DATA FOR THE TASK:

• • • •

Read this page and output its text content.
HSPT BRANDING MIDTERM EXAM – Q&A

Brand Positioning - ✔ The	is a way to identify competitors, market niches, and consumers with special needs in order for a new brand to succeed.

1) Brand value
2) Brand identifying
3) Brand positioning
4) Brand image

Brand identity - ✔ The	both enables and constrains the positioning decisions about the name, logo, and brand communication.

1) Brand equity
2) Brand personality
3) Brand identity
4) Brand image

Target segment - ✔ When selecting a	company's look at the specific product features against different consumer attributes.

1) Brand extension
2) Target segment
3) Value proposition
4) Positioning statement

• • • •

Using the listing above, please repeat every entry exactly.

Read this page and output its text content.
HSPT BRANDING MIDTERM EXAM – Q&A

Brand Positioning - ✔ The	is a way to identify competitors, market niches, and consumers with special needs in order for a new brand to succeed.

1) Brand value
2) Brand identifying
3) Brand positioning
4) Brand image

Brand identity - ✔ The	both enables and constrains the positioning decisions about the name, logo, and brand communication.

1) Brand equity
2) Brand personality
3) Brand identity
4) Brand image

Target segment - ✔ When selecting a	company's look at the specific product features against different consumer attributes.

1) Brand extension
2) Target segment
3) Value proposition
4) Positioning statement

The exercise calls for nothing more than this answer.